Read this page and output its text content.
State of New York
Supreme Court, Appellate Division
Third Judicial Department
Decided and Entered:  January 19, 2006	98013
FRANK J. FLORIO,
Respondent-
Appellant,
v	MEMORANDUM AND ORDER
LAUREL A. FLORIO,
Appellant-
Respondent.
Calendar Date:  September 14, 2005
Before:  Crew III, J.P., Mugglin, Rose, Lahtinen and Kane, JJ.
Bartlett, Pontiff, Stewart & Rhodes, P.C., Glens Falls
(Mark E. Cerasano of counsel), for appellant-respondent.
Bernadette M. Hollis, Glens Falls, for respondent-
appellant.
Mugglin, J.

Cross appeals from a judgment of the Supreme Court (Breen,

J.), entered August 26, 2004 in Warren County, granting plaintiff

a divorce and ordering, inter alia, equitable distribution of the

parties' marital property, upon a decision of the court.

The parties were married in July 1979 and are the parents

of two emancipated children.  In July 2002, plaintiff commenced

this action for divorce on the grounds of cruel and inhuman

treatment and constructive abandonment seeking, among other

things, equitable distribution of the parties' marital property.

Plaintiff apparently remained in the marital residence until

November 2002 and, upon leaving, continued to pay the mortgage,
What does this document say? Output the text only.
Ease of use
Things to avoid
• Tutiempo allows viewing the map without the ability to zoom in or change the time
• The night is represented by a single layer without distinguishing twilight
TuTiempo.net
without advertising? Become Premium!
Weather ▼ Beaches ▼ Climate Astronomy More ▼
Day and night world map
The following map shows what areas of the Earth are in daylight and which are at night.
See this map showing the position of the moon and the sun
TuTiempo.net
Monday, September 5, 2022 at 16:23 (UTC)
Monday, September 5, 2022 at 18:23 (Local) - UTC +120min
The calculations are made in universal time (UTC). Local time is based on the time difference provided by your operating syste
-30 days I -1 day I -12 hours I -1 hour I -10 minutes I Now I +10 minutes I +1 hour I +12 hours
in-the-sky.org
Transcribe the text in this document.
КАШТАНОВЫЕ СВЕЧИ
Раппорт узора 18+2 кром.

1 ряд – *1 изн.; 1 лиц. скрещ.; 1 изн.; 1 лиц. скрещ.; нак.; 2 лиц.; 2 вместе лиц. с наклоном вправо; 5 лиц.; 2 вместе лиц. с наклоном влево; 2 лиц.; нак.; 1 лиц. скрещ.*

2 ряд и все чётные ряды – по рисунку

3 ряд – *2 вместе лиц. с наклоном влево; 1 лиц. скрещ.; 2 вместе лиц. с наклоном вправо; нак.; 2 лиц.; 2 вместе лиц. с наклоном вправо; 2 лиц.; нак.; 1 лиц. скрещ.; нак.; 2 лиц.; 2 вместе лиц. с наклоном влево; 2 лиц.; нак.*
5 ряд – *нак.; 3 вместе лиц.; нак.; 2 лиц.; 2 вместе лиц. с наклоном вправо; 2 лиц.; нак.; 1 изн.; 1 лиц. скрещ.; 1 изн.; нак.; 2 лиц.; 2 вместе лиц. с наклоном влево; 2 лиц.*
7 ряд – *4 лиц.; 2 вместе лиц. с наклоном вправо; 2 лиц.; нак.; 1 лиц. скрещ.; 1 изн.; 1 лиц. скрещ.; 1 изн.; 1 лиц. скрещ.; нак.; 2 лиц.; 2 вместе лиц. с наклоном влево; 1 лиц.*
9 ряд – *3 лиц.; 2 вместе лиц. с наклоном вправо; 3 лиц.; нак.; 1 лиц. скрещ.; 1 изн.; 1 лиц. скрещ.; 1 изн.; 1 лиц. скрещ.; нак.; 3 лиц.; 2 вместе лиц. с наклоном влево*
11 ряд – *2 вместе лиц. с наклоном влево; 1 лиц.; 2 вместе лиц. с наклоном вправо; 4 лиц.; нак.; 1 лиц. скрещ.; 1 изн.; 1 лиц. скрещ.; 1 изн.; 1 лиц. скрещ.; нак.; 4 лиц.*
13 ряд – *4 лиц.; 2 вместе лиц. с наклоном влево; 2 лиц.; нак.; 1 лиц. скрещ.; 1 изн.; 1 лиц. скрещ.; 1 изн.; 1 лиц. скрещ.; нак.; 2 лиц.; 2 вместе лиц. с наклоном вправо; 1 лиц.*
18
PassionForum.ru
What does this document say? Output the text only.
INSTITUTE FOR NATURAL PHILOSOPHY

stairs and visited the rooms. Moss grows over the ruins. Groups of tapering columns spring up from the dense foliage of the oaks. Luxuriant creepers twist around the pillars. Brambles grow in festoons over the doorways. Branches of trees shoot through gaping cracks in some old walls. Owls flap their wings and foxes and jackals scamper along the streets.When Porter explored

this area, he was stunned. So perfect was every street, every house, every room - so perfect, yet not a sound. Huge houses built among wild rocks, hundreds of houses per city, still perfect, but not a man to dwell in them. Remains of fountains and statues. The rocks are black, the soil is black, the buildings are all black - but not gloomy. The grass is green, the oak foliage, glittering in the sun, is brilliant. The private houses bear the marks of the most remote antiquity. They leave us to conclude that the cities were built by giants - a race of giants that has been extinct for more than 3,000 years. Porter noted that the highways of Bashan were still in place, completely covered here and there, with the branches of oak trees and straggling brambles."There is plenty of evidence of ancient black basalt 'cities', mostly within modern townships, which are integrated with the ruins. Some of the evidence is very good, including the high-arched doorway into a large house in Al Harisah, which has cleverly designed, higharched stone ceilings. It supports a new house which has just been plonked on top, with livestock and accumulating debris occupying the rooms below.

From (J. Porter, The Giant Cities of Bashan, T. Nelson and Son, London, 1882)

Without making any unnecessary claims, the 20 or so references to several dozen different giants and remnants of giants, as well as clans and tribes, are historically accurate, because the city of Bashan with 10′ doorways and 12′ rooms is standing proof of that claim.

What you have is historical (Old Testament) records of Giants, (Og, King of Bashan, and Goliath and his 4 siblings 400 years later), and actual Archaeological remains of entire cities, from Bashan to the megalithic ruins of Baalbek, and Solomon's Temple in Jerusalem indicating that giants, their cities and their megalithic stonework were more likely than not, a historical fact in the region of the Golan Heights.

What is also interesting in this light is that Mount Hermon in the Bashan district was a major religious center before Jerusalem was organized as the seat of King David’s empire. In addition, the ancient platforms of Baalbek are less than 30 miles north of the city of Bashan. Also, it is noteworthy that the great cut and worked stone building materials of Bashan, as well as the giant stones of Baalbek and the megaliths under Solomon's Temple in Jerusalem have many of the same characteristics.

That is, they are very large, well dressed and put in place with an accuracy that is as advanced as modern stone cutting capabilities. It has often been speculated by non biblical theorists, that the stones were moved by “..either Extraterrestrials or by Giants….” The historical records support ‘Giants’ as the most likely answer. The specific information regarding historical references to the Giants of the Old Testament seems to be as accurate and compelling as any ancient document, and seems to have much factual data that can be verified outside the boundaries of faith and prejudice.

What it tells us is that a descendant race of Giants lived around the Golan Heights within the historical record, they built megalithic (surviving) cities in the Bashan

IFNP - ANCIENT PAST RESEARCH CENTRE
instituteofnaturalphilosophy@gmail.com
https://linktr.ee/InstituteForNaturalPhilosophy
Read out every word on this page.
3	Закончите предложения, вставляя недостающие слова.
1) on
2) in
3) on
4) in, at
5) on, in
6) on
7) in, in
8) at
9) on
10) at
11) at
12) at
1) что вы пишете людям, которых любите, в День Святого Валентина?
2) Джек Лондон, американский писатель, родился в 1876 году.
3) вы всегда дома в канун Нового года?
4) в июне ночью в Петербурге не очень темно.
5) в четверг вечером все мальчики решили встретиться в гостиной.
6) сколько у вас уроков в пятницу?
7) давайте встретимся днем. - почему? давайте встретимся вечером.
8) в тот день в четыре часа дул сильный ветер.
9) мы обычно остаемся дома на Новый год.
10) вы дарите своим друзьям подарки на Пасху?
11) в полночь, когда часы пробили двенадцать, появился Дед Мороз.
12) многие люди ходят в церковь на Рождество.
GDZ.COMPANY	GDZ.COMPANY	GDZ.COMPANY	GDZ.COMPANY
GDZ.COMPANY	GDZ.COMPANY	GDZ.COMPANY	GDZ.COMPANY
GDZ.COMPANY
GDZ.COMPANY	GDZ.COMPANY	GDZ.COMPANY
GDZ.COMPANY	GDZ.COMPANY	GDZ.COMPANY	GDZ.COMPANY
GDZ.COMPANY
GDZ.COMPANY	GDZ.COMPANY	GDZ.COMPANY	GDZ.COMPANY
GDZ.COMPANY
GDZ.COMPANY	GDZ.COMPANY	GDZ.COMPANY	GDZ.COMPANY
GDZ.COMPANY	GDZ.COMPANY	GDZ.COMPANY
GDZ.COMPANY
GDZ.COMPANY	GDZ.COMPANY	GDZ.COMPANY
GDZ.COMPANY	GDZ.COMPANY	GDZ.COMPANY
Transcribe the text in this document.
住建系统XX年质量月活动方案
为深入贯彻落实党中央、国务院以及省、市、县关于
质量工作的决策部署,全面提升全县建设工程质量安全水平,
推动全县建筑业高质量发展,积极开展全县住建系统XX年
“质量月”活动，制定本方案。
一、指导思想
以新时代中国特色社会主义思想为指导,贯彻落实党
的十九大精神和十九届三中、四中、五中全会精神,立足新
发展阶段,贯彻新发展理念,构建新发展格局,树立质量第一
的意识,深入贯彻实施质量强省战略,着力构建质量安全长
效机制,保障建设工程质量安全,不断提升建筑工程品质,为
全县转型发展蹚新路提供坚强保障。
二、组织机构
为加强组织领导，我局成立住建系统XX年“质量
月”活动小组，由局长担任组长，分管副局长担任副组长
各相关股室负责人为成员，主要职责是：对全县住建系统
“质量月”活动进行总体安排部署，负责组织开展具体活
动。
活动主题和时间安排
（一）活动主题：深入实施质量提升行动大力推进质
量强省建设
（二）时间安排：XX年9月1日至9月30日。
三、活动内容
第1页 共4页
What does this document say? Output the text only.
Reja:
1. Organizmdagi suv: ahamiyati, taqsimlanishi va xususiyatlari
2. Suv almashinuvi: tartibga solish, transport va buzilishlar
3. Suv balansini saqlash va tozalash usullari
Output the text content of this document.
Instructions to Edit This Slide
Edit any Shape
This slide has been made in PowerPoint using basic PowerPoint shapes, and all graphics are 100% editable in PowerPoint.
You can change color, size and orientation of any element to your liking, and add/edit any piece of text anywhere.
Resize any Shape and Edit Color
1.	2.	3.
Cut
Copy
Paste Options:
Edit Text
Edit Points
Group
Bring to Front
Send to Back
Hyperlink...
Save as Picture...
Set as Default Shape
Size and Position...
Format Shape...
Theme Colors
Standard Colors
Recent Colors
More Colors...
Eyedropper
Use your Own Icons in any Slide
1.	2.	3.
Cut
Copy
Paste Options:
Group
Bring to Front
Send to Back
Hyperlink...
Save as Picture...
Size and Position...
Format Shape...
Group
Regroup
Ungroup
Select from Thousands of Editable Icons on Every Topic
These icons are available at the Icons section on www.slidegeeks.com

Task goal:
In the entries above, how many lines hold the word "вечером"? State the number and nothing else.

Correct result:
2